§ Items from a dataset:
--------------------------------
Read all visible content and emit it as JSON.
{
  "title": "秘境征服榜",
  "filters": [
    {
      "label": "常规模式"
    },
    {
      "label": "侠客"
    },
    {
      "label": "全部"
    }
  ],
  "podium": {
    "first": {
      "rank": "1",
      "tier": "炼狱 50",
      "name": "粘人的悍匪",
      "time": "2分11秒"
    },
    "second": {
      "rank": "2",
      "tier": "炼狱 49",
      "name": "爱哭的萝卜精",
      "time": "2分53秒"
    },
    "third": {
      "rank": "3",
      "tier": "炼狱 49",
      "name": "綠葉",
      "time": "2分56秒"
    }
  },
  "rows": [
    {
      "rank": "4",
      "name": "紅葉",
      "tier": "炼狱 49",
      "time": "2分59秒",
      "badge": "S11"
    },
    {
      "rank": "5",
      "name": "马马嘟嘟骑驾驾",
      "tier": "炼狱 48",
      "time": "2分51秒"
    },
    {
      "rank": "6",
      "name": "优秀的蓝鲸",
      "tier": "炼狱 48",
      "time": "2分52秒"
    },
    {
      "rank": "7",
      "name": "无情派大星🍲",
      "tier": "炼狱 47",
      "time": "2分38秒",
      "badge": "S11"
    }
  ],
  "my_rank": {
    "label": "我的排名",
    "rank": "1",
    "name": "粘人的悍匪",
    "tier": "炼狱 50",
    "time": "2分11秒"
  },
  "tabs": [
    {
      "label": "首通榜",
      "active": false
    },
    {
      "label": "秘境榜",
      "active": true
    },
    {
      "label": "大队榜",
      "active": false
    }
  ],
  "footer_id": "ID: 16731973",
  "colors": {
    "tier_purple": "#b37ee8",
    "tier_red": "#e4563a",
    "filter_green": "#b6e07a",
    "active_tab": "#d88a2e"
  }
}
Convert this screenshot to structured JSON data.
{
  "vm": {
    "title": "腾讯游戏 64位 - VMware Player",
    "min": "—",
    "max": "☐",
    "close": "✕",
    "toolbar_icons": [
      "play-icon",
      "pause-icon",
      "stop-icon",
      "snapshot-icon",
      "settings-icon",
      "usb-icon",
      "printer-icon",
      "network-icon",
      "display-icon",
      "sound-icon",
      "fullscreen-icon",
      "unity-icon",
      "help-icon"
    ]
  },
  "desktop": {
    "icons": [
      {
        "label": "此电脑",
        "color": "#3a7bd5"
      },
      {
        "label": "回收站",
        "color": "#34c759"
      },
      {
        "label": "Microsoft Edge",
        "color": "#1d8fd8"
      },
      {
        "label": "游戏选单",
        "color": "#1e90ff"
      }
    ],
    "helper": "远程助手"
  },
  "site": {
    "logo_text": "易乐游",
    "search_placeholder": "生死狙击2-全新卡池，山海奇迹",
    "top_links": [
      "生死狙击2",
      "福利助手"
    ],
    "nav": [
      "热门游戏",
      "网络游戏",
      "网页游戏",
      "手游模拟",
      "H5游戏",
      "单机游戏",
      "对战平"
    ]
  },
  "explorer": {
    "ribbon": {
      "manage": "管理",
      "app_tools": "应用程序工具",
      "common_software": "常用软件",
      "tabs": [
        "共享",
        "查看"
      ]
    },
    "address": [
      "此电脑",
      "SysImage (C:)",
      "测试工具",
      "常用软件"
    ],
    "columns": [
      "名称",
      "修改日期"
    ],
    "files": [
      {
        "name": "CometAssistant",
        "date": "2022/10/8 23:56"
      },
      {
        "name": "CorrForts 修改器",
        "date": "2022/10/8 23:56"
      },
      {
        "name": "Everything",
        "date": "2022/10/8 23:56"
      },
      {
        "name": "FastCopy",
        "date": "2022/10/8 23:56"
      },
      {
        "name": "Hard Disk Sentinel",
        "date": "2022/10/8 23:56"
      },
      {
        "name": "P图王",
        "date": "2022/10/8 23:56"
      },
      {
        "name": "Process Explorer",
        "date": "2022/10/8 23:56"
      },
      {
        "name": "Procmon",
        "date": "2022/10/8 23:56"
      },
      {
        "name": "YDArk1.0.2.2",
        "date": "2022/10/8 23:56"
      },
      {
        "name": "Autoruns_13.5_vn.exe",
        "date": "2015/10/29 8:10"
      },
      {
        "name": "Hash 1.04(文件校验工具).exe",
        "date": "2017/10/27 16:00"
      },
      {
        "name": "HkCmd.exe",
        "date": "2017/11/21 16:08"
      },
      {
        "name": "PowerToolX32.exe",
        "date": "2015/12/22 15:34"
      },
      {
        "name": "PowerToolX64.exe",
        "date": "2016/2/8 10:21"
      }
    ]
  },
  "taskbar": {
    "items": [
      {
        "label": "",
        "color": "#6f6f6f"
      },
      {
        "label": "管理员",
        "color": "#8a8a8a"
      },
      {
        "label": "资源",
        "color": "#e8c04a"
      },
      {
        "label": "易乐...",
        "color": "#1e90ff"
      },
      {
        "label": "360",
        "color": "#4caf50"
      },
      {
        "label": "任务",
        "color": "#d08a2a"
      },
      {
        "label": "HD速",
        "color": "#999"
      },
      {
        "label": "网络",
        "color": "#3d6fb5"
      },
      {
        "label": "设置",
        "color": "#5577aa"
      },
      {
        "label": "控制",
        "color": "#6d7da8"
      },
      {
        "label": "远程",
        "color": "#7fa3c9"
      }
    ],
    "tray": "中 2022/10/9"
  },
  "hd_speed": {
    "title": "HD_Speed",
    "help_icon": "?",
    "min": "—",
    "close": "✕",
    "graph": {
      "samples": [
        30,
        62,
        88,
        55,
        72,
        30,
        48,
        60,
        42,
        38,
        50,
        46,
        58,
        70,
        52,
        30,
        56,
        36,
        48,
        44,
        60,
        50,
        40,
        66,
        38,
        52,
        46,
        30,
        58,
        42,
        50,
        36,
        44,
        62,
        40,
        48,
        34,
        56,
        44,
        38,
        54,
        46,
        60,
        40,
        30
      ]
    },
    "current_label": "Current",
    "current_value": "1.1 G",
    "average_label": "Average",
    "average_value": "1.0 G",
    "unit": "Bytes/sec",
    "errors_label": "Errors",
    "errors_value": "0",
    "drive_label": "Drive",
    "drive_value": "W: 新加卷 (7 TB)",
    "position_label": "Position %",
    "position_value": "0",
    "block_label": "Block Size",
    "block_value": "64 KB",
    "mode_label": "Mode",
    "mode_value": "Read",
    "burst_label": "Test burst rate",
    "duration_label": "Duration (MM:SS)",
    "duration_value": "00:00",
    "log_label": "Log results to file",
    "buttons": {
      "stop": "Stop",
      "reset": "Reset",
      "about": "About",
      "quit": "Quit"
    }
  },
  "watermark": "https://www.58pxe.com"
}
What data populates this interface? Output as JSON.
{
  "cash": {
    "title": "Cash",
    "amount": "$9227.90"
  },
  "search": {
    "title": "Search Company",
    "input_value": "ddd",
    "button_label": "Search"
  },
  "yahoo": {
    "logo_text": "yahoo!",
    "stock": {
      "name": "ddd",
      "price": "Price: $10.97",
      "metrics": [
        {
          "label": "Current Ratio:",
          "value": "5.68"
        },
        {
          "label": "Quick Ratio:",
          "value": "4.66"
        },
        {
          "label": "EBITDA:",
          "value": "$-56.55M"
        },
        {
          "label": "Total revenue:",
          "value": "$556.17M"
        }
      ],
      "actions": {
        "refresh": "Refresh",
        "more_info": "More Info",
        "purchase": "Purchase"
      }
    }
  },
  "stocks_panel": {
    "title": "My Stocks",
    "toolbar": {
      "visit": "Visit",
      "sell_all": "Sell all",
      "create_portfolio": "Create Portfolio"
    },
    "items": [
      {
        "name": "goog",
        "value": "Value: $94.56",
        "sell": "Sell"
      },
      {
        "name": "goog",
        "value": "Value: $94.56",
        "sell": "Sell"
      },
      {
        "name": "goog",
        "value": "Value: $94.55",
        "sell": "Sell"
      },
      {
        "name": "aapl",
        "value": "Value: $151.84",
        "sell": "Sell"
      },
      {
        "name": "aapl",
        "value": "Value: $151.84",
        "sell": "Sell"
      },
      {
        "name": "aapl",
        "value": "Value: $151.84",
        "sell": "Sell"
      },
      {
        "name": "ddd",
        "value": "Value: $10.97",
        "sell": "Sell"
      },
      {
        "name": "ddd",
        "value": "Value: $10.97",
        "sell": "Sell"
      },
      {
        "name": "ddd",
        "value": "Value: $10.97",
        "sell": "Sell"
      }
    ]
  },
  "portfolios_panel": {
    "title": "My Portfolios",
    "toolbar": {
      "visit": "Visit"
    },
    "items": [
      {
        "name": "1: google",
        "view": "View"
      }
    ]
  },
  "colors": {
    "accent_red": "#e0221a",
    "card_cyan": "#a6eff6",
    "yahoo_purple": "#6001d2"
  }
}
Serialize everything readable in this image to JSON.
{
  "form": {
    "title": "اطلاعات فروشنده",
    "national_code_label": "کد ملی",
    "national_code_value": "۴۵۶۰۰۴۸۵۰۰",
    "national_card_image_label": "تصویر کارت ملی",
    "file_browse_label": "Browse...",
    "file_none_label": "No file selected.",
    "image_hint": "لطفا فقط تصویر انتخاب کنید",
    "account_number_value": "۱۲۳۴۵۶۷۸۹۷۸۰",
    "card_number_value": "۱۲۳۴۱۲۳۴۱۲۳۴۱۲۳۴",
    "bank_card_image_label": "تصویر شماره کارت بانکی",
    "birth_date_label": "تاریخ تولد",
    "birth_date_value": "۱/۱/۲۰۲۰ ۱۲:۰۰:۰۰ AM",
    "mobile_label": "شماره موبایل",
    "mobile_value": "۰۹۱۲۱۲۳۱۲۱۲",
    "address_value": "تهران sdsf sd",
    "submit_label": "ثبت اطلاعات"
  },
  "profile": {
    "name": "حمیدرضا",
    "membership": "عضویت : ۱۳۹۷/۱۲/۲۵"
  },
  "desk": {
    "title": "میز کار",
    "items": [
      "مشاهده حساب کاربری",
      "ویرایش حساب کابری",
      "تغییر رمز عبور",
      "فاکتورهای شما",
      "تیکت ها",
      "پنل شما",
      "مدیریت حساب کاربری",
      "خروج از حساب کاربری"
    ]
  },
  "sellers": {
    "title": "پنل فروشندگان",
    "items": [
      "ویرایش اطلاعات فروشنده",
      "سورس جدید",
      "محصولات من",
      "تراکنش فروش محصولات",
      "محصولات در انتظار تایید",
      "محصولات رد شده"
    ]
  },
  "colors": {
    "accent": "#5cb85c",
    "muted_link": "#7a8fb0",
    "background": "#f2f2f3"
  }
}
--------------------------------
§ Required work: Gather each line of the listing that holds the string "فروشنده".

§ The solution:
    "title": "اطلاعات فروشنده",
      "ویرایش اطلاعات فروشنده",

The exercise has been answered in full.